*WHAT NEEDS TO BE DONE*:
Transcribe the material verbatim in full; the pictures do not belong in the copy.

═══ RECORDS PROVIDED ═══

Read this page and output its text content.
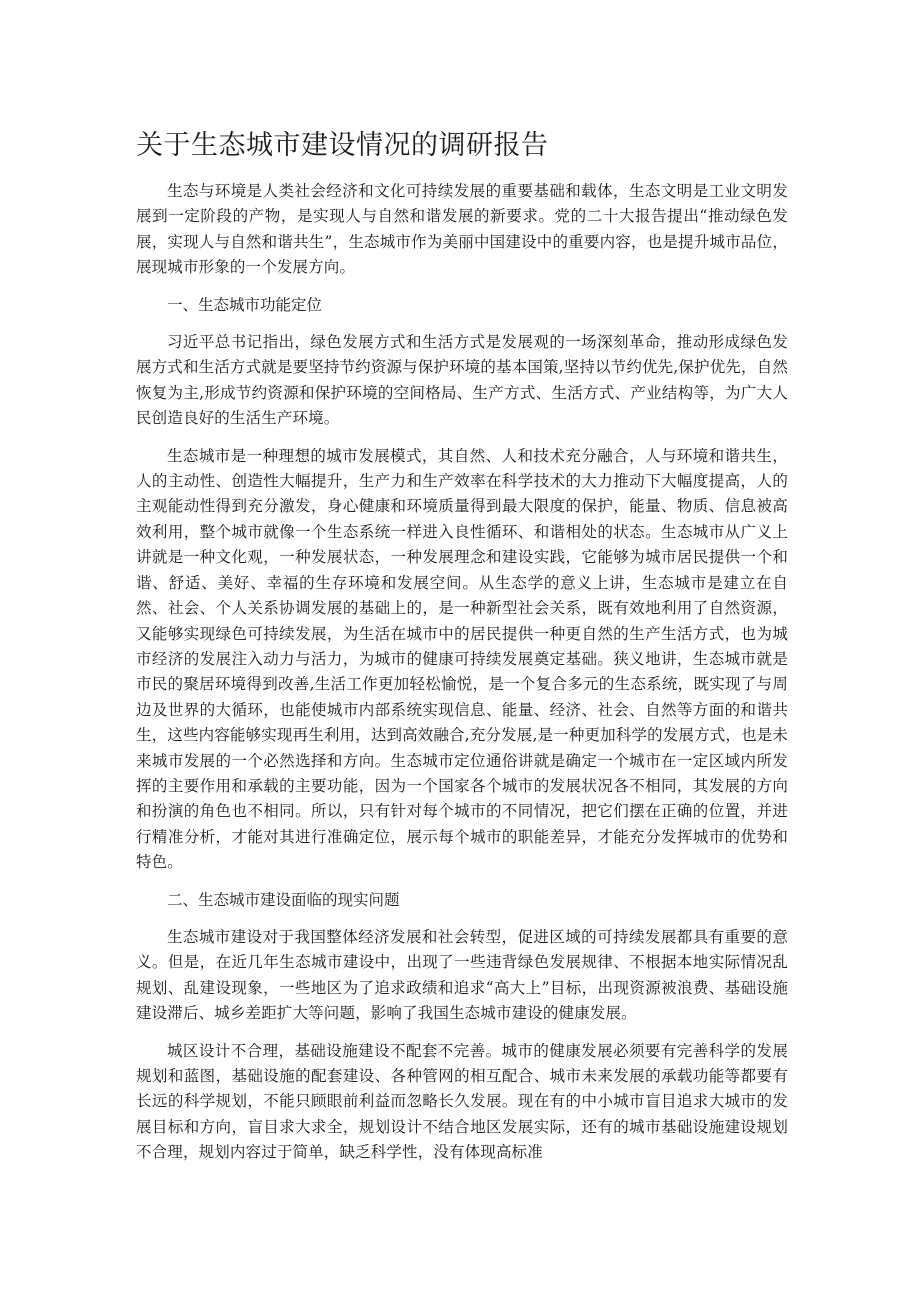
关于生态城市建设情况的调研报告

生态与环境是人类社会经济和文化可持续发展的重要基础和载体，生态文明是工业文明发展到一定阶段的产物，是实现人与自然和谐发展的新要求。党的二十大报告提出“推动绿色发展，实现人与自然和谐共生”，生态城市作为美丽中国建设中的重要内容，也是提升城市品位，展现城市形象的一个发展方向。

一、生态城市功能定位

习近平总书记指出，绿色发展方式和生活方式是发展观的一场深刻革命，推动形成绿色发展方式和生活方式就是要坚持节约资源与保护环境的基本国策,坚持以节约优先,保护优先，自然恢复为主,形成节约资源和保护环境的空间格局、生产方式、生活方式、产业结构等，为广大人民创造良好的生活生产环境。

生态城市是一种理想的城市发展模式，其自然、人和技术充分融合，人与环境和谐共生，人的主动性、创造性大幅提升，生产力和生产效率在科学技术的大力推动下大幅度提高，人的主观能动性得到充分激发，身心健康和环境质量得到最大限度的保护，能量、物质、信息被高效利用，整个城市就像一个生态系统一样进入良性循环、和谐相处的状态。生态城市从广义上讲就是一种文化观，一种发展状态，一种发展理念和建设实践，它能够为城市居民提供一个和谐、舒适、美好、幸福的生存环境和发展空间。从生态学的意义上讲，生态城市是建立在自然、社会、个人关系协调发展的基础上的，是一种新型社会关系，既有效地利用了自然资源，又能够实现绿色可持续发展，为生活在城市中的居民提供一种更自然的生产生活方式，也为城市经济的发展注入动力与活力，为城市的健康可持续发展奠定基础。狭义地讲，生态城市就是市民的聚居环境得到改善,生活工作更加轻松愉悦，是一个复合多元的生态系统，既实现了与周边及世界的大循环，也能使城市内部系统实现信息、能量、经济、社会、自然等方面的和谐共生，这些内容能够实现再生利用，达到高效融合,充分发展,是一种更加科学的发展方式，也是未来城市发展的一个必然选择和方向。生态城市定位通俗讲就是确定一个城市在一定区域内所发挥的主要作用和承载的主要功能，因为一个国家各个城市的发展状况各不相同，其发展的方向和扮演的角色也不相同。所以，只有针对每个城市的不同情况，把它们摆在正确的位置，并进行精准分析，才能对其进行准确定位，展示每个城市的职能差异，才能充分发挥城市的优势和特色。

二、生态城市建设面临的现实问题

生态城市建设对于我国整体经济发展和社会转型，促进区域的可持续发展都具有重要的意义。但是，在近几年生态城市建设中，出现了一些违背绿色发展规律、不根据本地实际情况乱规划、乱建设现象，一些地区为了追求政绩和追求“高大上”目标，出现资源被浪费、基础设施建设滞后、城乡差距扩大等问题，影响了我国生态城市建设的健康发展。

城区设计不合理，基础设施建设不配套不完善。城市的健康发展必须要有完善科学的发展规划和蓝图，基础设施的配套建设、各种管网的相互配合、城市未来发展的承载功能等都要有长远的科学规划，不能只顾眼前利益而忽略长久发展。现在有的中小城市盲目追求大城市的发展目标和方向，盲目求大求全，规划设计不结合地区发展实际，还有的城市基础设施建设规划不合理，规划内容过于简单，缺乏科学性，没有体现高标准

═══

*SOLUTION FOR THIS PROBLEM*:
Read this page and output its text content.
关于生态城市建设情况的调研报告

生态与环境是人类社会经济和文化可持续发展的重要基础和载体，生态文明是工业文明发展到一定阶段的产物，是实现人与自然和谐发展的新要求。党的二十大报告提出“推动绿色发展，实现人与自然和谐共生”，生态城市作为美丽中国建设中的重要内容，也是提升城市品位，展现城市形象的一个发展方向。

一、生态城市功能定位

习近平总书记指出，绿色发展方式和生活方式是发展观的一场深刻革命，推动形成绿色发展方式和生活方式就是要坚持节约资源与保护环境的基本国策,坚持以节约优先,保护优先，自然恢复为主,形成节约资源和保护环境的空间格局、生产方式、生活方式、产业结构等，为广大人民创造良好的生活生产环境。

生态城市是一种理想的城市发展模式，其自然、人和技术充分融合，人与环境和谐共生，人的主动性、创造性大幅提升，生产力和生产效率在科学技术的大力推动下大幅度提高，人的主观能动性得到充分激发，身心健康和环境质量得到最大限度的保护，能量、物质、信息被高效利用，整个城市就像一个生态系统一样进入良性循环、和谐相处的状态。生态城市从广义上讲就是一种文化观，一种发展状态，一种发展理念和建设实践，它能够为城市居民提供一个和谐、舒适、美好、幸福的生存环境和发展空间。从生态学的意义上讲，生态城市是建立在自然、社会、个人关系协调发展的基础上的，是一种新型社会关系，既有效地利用了自然资源，又能够实现绿色可持续发展，为生活在城市中的居民提供一种更自然的生产生活方式，也为城市经济的发展注入动力与活力，为城市的健康可持续发展奠定基础。狭义地讲，生态城市就是市民的聚居环境得到改善,生活工作更加轻松愉悦，是一个复合多元的生态系统，既实现了与周边及世界的大循环，也能使城市内部系统实现信息、能量、经济、社会、自然等方面的和谐共生，这些内容能够实现再生利用，达到高效融合,充分发展,是一种更加科学的发展方式，也是未来城市发展的一个必然选择和方向。生态城市定位通俗讲就是确定一个城市在一定区域内所发挥的主要作用和承载的主要功能，因为一个国家各个城市的发展状况各不相同，其发展的方向和扮演的角色也不相同。所以，只有针对每个城市的不同情况，把它们摆在正确的位置，并进行精准分析，才能对其进行准确定位，展示每个城市的职能差异，才能充分发挥城市的优势和特色。

二、生态城市建设面临的现实问题

生态城市建设对于我国整体经济发展和社会转型，促进区域的可持续发展都具有重要的意义。但是，在近几年生态城市建设中，出现了一些违背绿色发展规律、不根据本地实际情况乱规划、乱建设现象，一些地区为了追求政绩和追求“高大上”目标，出现资源被浪费、基础设施建设滞后、城乡差距扩大等问题，影响了我国生态城市建设的健康发展。

城区设计不合理，基础设施建设不配套不完善。城市的健康发展必须要有完善科学的发展规划和蓝图，基础设施的配套建设、各种管网的相互配合、城市未来发展的承载功能等都要有长远的科学规划，不能只顾眼前利益而忽略长久发展。现在有的中小城市盲目追求大城市的发展目标和方向，盲目求大求全，规划设计不结合地区发展实际，还有的城市基础设施建设规划不合理，规划内容过于简单，缺乏科学性，没有体现高标准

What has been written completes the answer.